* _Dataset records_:
────────────────

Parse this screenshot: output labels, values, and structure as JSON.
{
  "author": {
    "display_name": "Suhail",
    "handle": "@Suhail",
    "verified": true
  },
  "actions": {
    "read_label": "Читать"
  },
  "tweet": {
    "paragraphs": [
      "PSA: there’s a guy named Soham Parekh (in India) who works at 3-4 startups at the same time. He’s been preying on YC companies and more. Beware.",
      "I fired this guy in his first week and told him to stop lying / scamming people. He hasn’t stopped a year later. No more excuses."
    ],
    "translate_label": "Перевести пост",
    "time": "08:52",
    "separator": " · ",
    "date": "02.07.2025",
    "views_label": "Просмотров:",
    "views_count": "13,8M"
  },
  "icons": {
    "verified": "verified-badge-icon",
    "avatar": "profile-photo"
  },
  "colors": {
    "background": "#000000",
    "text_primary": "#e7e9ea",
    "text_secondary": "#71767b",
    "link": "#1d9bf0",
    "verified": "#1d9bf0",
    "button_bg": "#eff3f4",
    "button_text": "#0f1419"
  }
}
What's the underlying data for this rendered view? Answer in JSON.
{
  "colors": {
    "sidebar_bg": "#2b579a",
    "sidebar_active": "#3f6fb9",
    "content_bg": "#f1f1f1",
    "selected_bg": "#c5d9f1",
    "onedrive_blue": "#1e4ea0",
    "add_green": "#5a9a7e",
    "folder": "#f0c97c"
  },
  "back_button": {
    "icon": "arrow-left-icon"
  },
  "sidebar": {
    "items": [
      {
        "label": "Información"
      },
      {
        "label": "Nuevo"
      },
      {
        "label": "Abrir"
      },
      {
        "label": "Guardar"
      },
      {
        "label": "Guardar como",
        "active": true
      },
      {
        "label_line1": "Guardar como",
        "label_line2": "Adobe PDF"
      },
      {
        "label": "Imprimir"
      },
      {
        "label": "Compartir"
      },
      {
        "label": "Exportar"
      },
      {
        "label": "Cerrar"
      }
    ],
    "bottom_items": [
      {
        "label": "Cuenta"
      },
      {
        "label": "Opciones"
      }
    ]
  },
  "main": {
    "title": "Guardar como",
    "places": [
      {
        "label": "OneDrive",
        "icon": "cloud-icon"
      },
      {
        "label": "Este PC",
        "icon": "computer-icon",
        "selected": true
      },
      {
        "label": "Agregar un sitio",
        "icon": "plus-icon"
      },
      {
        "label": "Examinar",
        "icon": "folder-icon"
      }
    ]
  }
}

────────────────

* _REQUIRED TASK_: Pick out each line in the material containing "verified".

* _SOLUTION FOR THIS PROBLEM_:
    "verified": true
    "verified": "verified-badge-icon",
    "verified": "#1d9bf0",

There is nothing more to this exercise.